PROBLEM DESCRIPTION ▸
Copy the lines below verbatim, but only from the line containing "Read out every word on this page." through the end of the data.

DATA SUPPLIED ▸
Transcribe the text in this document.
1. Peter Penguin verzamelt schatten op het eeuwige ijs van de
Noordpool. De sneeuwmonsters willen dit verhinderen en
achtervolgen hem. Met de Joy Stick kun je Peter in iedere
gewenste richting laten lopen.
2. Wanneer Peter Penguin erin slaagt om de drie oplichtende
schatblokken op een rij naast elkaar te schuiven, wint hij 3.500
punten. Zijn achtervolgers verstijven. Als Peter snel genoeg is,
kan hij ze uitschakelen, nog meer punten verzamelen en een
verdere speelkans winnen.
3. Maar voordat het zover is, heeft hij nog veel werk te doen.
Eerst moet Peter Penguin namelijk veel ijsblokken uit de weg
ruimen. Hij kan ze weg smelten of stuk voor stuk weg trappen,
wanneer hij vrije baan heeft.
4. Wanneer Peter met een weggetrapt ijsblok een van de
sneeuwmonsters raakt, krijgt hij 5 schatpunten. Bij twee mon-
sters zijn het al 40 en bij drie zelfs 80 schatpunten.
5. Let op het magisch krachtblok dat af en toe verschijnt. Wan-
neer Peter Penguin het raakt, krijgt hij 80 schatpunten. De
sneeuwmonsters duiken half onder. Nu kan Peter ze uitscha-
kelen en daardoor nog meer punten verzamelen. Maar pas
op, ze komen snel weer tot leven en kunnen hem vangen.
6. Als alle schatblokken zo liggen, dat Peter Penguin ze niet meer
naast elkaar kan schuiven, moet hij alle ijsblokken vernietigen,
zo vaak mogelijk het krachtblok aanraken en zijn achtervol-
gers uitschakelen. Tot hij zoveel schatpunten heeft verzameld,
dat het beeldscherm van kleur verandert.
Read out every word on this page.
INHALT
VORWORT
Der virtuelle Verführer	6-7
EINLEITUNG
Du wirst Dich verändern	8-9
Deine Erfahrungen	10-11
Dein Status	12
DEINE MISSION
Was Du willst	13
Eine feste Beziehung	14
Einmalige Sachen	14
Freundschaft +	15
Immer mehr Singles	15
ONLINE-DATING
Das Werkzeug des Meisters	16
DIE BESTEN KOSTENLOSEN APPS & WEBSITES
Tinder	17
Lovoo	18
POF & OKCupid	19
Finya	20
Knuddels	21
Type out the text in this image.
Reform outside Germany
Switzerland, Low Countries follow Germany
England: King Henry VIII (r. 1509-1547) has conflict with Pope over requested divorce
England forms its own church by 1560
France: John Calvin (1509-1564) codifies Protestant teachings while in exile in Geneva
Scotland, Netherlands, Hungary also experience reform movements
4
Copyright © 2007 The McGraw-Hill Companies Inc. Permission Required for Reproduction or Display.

COMPLETED TASK ▸
Read out every word on this page.
INHALT
VORWORT
Der virtuelle Verführer	6-7
EINLEITUNG
Du wirst Dich verändern	8-9
Deine Erfahrungen	10-11
Dein Status	12
DEINE MISSION
Was Du willst	13
Eine feste Beziehung	14
Einmalige Sachen	14
Freundschaft +	15
Immer mehr Singles	15
ONLINE-DATING
Das Werkzeug des Meisters	16
DIE BESTEN KOSTENLOSEN APPS & WEBSITES
Tinder	17
Lovoo	18
POF & OKCupid	19
Finya	20
Knuddels	21
Type out the text in this image.
Reform outside Germany
Switzerland, Low Countries follow Germany
England: King Henry VIII (r. 1509-1547) has conflict with Pope over requested divorce
England forms its own church by 1560
France: John Calvin (1509-1564) codifies Protestant teachings while in exile in Geneva
Scotland, Netherlands, Hungary also experience reform movements
4
Copyright © 2007 The McGraw-Hill Companies Inc. Permission Required for Reproduction or Display.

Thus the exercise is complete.